(Lines of data)

____________

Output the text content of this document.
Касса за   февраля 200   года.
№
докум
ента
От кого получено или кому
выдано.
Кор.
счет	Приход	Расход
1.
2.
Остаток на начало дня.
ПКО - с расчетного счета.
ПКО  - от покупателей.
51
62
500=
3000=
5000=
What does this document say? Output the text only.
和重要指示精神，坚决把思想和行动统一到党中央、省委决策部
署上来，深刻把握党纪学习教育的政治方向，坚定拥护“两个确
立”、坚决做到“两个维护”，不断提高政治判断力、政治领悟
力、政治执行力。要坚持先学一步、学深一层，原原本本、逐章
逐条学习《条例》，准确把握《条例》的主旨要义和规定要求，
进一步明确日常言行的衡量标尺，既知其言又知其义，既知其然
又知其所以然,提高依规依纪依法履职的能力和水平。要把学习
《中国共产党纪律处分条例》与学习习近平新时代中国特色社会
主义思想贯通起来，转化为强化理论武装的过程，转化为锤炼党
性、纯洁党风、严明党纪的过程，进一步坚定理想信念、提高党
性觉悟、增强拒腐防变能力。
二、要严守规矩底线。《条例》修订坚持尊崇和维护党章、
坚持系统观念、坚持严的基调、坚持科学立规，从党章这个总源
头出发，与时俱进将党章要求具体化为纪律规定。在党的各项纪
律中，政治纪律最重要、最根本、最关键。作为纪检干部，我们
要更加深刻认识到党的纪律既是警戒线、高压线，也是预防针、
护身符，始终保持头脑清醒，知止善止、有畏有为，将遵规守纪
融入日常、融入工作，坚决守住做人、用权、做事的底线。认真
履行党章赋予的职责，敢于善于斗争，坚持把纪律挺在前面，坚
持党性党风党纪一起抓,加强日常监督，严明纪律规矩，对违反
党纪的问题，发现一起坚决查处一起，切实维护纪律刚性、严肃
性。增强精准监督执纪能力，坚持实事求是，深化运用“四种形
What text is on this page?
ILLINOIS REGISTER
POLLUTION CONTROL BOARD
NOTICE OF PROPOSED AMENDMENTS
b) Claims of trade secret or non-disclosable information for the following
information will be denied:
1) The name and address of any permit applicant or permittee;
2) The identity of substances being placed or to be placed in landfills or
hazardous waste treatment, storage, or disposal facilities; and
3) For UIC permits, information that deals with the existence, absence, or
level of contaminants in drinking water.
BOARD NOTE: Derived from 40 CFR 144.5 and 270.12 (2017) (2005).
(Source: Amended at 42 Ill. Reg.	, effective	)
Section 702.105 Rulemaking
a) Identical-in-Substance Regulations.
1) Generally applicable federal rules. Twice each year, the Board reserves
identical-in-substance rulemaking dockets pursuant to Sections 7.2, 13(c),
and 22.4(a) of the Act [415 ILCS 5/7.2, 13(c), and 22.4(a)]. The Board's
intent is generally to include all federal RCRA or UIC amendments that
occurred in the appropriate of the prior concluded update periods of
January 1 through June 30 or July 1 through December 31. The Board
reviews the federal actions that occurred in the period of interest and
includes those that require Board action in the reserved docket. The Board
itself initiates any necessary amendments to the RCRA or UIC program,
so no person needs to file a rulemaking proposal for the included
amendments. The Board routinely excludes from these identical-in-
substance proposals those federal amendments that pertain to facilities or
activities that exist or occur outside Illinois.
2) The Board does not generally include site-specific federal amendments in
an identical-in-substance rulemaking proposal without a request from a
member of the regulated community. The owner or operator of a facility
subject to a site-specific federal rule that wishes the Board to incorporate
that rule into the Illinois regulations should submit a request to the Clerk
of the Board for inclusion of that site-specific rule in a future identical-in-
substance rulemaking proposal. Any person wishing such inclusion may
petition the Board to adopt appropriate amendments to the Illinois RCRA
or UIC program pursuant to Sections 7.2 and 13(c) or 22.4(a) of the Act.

____________

* [YOUR OBJECTIVE] Pull out every line containing "program".

* [WRITTEN RESPONSE]
itself initiates any necessary amendments to the RCRA or UIC program,
or UIC program pursuant to Sections 7.2 and 13(c) or 22.4(a) of the Act.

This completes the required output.